[Dataset excerpts]
● ● ●
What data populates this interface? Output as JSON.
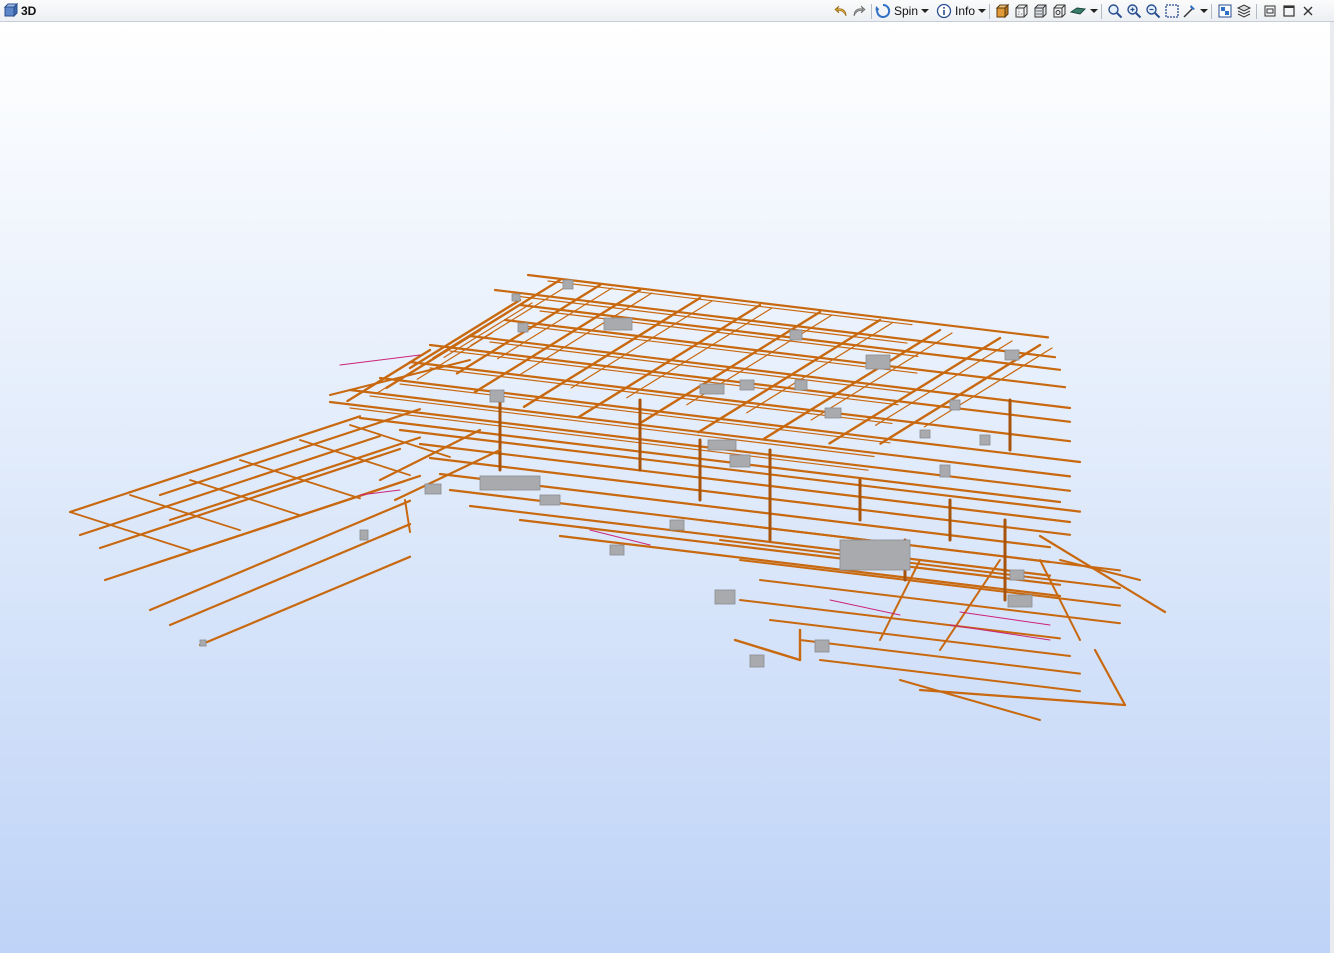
{
  "window": {
    "title": "3D",
    "icon": "3d-view-icon"
  },
  "toolbar": {
    "spin_label": "Spin",
    "info_label": "Info",
    "icons": [
      "undo-icon",
      "redo-icon",
      "spin-icon",
      "info-icon",
      "cube-view-icon",
      "wireframe-icon",
      "hidden-line-icon",
      "section-box-icon",
      "render-style-icon",
      "zoom-fit-icon",
      "zoom-in-icon",
      "zoom-out-icon",
      "zoom-window-icon",
      "pick-icon",
      "properties-icon",
      "layers-icon",
      "restore-icon",
      "maximize-icon",
      "close-icon"
    ]
  },
  "colors": {
    "pipe": "#c8680f",
    "pipe_dark": "#a8530a",
    "equipment": "#a9aaad",
    "equipment_dark": "#8a8b8f",
    "accent_line": "#cc2277",
    "background_top": "#ffffff",
    "background_bottom": "#bed3f7"
  }
}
● ● ●
Restate each of the entries above word for word and skip every image.

What data populates this interface? Output as JSON.
{
  "window": {
    "title": "3D",
    "icon": "3d-view-icon"
  },
  "toolbar": {
    "spin_label": "Spin",
    "info_label": "Info",
    "icons": [
      "undo-icon",
      "redo-icon",
      "spin-icon",
      "info-icon",
      "cube-view-icon",
      "wireframe-icon",
      "hidden-line-icon",
      "section-box-icon",
      "render-style-icon",
      "zoom-fit-icon",
      "zoom-in-icon",
      "zoom-out-icon",
      "zoom-window-icon",
      "pick-icon",
      "properties-icon",
      "layers-icon",
      "restore-icon",
      "maximize-icon",
      "close-icon"
    ]
  },
  "colors": {
    "pipe": "#c8680f",
    "pipe_dark": "#a8530a",
    "equipment": "#a9aaad",
    "equipment_dark": "#8a8b8f",
    "accent_line": "#cc2277",
    "background_top": "#ffffff",
    "background_bottom": "#bed3f7"
  }
}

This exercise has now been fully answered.